**Task directions**: In the records that follow, locate every line with "each" and extract it.

**Records for the exercise**:
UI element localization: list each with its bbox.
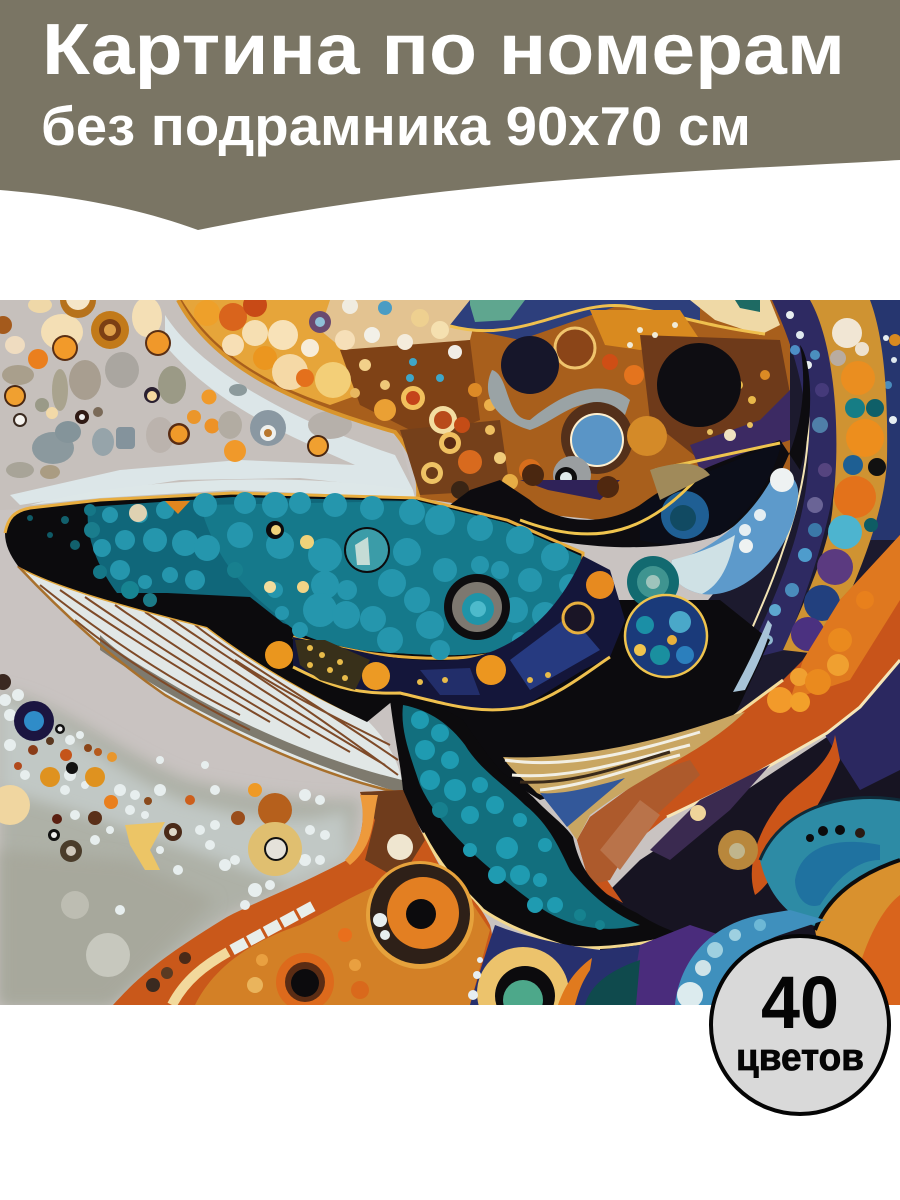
==
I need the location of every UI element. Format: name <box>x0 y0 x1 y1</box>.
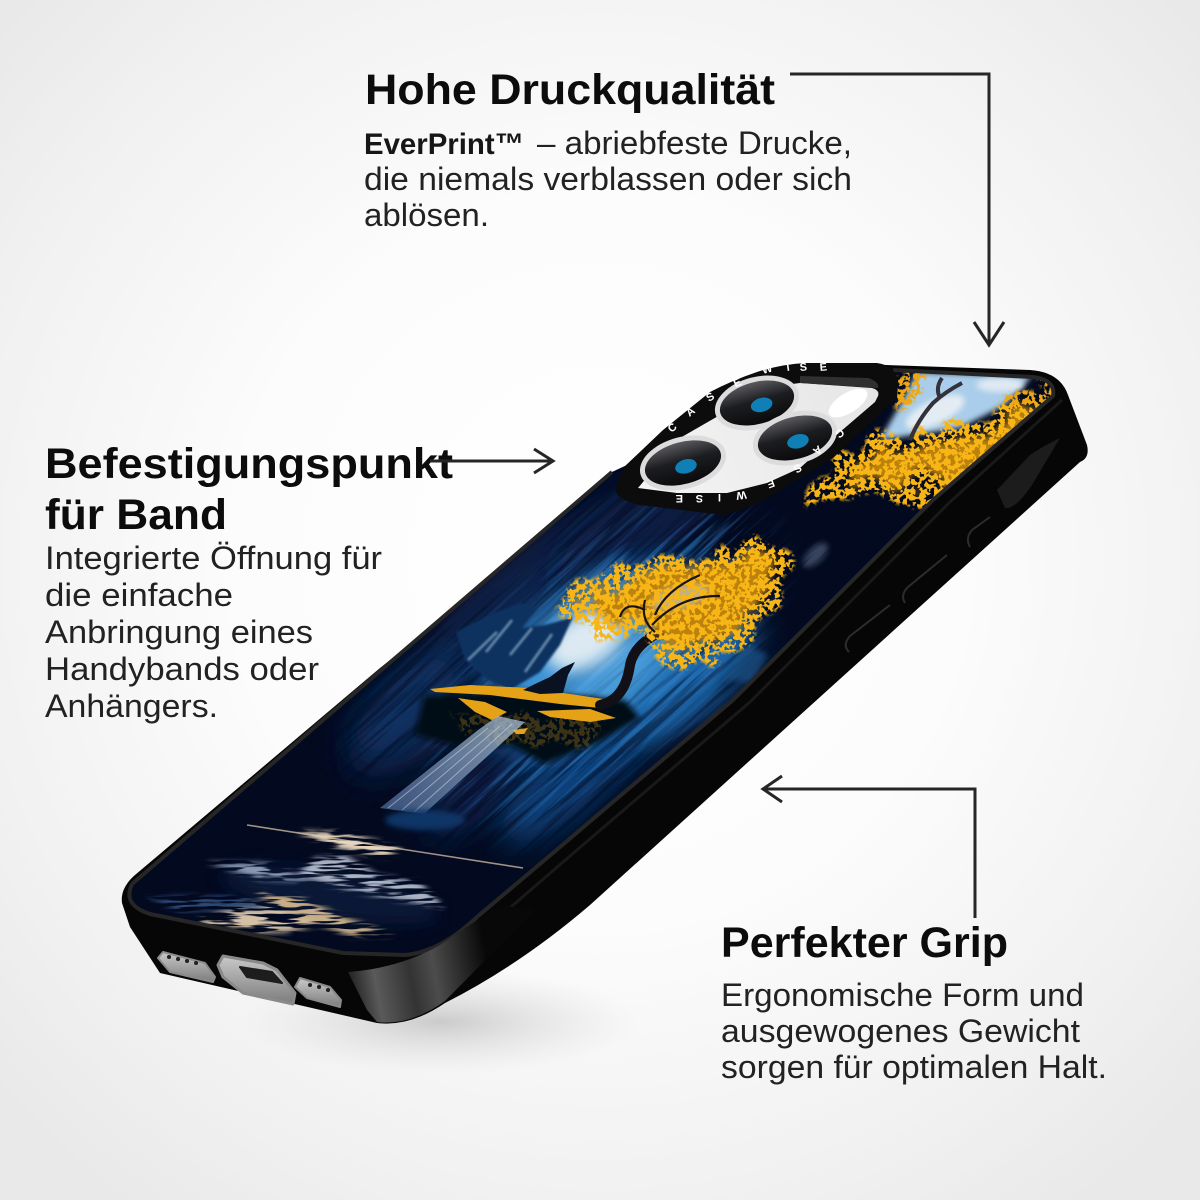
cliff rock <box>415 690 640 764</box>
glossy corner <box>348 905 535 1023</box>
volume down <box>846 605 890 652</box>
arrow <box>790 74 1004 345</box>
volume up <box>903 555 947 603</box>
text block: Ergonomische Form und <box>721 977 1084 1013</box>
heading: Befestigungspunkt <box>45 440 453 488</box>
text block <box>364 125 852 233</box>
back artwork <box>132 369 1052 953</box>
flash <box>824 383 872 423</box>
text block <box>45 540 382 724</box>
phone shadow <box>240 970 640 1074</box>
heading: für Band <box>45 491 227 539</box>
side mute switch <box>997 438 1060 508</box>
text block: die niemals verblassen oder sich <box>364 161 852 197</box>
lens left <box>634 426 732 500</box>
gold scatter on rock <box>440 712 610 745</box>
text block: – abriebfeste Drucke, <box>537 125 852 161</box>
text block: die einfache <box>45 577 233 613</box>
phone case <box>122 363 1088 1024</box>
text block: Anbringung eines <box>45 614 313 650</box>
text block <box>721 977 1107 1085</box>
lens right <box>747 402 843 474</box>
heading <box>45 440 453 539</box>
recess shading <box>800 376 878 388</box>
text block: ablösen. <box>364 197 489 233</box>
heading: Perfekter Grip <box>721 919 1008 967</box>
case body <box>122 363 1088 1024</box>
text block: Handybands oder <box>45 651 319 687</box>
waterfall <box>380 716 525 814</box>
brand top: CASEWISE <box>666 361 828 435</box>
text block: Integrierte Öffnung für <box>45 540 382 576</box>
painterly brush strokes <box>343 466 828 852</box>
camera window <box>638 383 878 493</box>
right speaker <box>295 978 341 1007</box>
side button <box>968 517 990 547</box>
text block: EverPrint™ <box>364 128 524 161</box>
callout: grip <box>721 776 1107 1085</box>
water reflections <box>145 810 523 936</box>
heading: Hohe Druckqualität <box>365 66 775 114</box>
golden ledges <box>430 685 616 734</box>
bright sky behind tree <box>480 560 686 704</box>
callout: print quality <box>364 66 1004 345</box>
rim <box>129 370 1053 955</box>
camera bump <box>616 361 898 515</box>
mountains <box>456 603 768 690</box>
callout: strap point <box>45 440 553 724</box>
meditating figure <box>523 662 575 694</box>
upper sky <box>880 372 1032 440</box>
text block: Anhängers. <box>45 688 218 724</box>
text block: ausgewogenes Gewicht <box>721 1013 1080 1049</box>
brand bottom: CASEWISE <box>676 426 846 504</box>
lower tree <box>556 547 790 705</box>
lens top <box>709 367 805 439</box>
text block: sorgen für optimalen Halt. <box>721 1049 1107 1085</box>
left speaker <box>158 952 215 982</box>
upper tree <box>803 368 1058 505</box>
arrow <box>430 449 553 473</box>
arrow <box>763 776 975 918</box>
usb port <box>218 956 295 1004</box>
---
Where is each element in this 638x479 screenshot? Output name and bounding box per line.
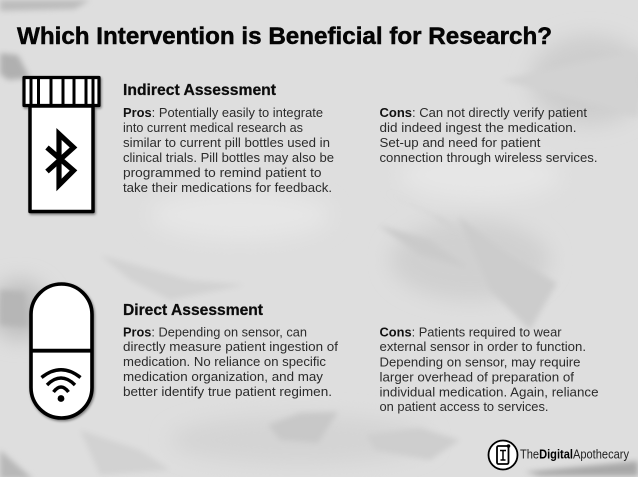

**Task response**:
UI element localization: list each with its bbox.
Where is each element in this 638x479 screenshot? Output name and bounding box per line.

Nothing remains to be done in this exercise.